* _Goal_
Go through the data below. Pull out every line that has the word "Ipil".

* _Available data_
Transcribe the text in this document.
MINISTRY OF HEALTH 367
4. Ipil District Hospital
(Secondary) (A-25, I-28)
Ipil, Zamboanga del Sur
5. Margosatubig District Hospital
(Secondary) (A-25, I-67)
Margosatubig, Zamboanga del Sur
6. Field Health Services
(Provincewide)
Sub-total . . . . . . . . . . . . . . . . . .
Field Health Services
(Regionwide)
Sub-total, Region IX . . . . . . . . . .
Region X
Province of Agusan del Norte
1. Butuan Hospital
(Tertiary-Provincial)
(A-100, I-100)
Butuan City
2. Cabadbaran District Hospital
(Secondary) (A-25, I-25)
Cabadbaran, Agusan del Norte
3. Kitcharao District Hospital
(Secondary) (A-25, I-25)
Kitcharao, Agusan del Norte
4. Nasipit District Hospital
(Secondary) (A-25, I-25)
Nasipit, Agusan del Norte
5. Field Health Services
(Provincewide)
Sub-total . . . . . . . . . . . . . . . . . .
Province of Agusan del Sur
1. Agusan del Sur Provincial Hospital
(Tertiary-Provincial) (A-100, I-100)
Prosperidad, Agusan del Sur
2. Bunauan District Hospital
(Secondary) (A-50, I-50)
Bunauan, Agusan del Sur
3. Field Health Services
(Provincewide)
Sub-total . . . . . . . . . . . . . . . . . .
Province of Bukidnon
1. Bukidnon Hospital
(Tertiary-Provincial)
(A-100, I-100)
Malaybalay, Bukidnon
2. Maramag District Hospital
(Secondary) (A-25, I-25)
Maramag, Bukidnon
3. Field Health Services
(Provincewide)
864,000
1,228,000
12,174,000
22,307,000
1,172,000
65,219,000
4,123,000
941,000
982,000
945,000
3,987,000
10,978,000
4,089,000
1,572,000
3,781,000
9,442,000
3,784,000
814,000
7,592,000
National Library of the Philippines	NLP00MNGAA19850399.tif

* _Final result_
4. Ipil District Hospital
Ipil, Zamboanga del Sur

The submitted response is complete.